#### What you need to do
Without the pictures, set down every line of the data exactly.
▶
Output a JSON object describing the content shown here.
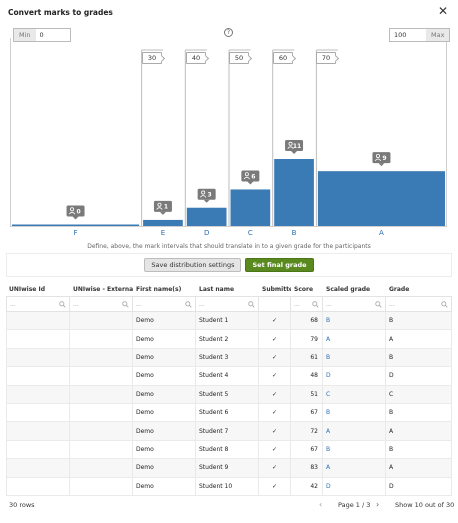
{
  "window": {
    "title": "Convert marks to grades"
  },
  "bounds": {
    "min_label": "Min",
    "min_value": "0",
    "max_label": "Max",
    "max_value": "100"
  },
  "help_symbol": "?",
  "thresholds": [
    "30",
    "40",
    "50",
    "60",
    "70"
  ],
  "chart_data": {
    "type": "bar",
    "categories": [
      "F",
      "E",
      "D",
      "C",
      "B",
      "A"
    ],
    "x_range": [
      0,
      100
    ],
    "boundaries": [
      0,
      30,
      40,
      50,
      60,
      70,
      100
    ],
    "values": [
      0,
      1,
      3,
      6,
      11,
      9
    ],
    "bar_color": "#3b7bb5",
    "badge_color": "#7a7a7a"
  },
  "description": "Define, above, the mark intervals that should translate in to a given grade for the participants",
  "buttons": {
    "save": "Save distribution settings",
    "final": "Set final grade"
  },
  "table": {
    "columns": [
      "UNIwise Id",
      "UNIwise - External user id",
      "First name(s)",
      "Last name",
      "Submitted",
      "Score",
      "Scaled grade",
      "Grade"
    ],
    "filter_placeholder": "...",
    "check_symbol": "✓",
    "rows": [
      {
        "first": "Demo",
        "last": "Student 1",
        "score": "68",
        "scaled": "B",
        "grade": "B"
      },
      {
        "first": "Demo",
        "last": "Student 2",
        "score": "79",
        "scaled": "A",
        "grade": "A"
      },
      {
        "first": "Demo",
        "last": "Student 3",
        "score": "61",
        "scaled": "B",
        "grade": "B"
      },
      {
        "first": "Demo",
        "last": "Student 4",
        "score": "48",
        "scaled": "D",
        "grade": "D"
      },
      {
        "first": "Demo",
        "last": "Student 5",
        "score": "51",
        "scaled": "C",
        "grade": "C"
      },
      {
        "first": "Demo",
        "last": "Student 6",
        "score": "67",
        "scaled": "B",
        "grade": "B"
      },
      {
        "first": "Demo",
        "last": "Student 7",
        "score": "72",
        "scaled": "A",
        "grade": "A"
      },
      {
        "first": "Demo",
        "last": "Student 8",
        "score": "67",
        "scaled": "B",
        "grade": "B"
      },
      {
        "first": "Demo",
        "last": "Student 9",
        "score": "83",
        "scaled": "A",
        "grade": "A"
      },
      {
        "first": "Demo",
        "last": "Student 10",
        "score": "42",
        "scaled": "D",
        "grade": "D"
      }
    ]
  },
  "footer": {
    "rows_count": "30 rows",
    "prev": "‹",
    "page": "Page 1 / 3",
    "next": "›",
    "show": "Show 10 out of 30"
  }
}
◀
#### Response to the exercise
Output a JSON object describing the content shown here.
{
  "window": {
    "title": "Convert marks to grades"
  },
  "bounds": {
    "min_label": "Min",
    "min_value": "0",
    "max_label": "Max",
    "max_value": "100"
  },
  "help_symbol": "?",
  "thresholds": [
    "30",
    "40",
    "50",
    "60",
    "70"
  ],
  "chart_data": {
    "type": "bar",
    "categories": [
      "F",
      "E",
      "D",
      "C",
      "B",
      "A"
    ],
    "x_range": [
      0,
      100
    ],
    "boundaries": [
      0,
      30,
      40,
      50,
      60,
      70,
      100
    ],
    "values": [
      0,
      1,
      3,
      6,
      11,
      9
    ],
    "bar_color": "#3b7bb5",
    "badge_color": "#7a7a7a"
  },
  "description": "Define, above, the mark intervals that should translate in to a given grade for the participants",
  "buttons": {
    "save": "Save distribution settings",
    "final": "Set final grade"
  },
  "table": {
    "columns": [
      "UNIwise Id",
      "UNIwise - External user id",
      "First name(s)",
      "Last name",
      "Submitted",
      "Score",
      "Scaled grade",
      "Grade"
    ],
    "filter_placeholder": "...",
    "check_symbol": "✓",
    "rows": [
      {
        "first": "Demo",
        "last": "Student 1",
        "score": "68",
        "scaled": "B",
        "grade": "B"
      },
      {
        "first": "Demo",
        "last": "Student 2",
        "score": "79",
        "scaled": "A",
        "grade": "A"
      },
      {
        "first": "Demo",
        "last": "Student 3",
        "score": "61",
        "scaled": "B",
        "grade": "B"
      },
      {
        "first": "Demo",
        "last": "Student 4",
        "score": "48",
        "scaled": "D",
        "grade": "D"
      },
      {
        "first": "Demo",
        "last": "Student 5",
        "score": "51",
        "scaled": "C",
        "grade": "C"
      },
      {
        "first": "Demo",
        "last": "Student 6",
        "score": "67",
        "scaled": "B",
        "grade": "B"
      },
      {
        "first": "Demo",
        "last": "Student 7",
        "score": "72",
        "scaled": "A",
        "grade": "A"
      },
      {
        "first": "Demo",
        "last": "Student 8",
        "score": "67",
        "scaled": "B",
        "grade": "B"
      },
      {
        "first": "Demo",
        "last": "Student 9",
        "score": "83",
        "scaled": "A",
        "grade": "A"
      },
      {
        "first": "Demo",
        "last": "Student 10",
        "score": "42",
        "scaled": "D",
        "grade": "D"
      }
    ]
  },
  "footer": {
    "rows_count": "30 rows",
    "prev": "‹",
    "page": "Page 1 / 3",
    "next": "›",
    "show": "Show 10 out of 30"
  }
}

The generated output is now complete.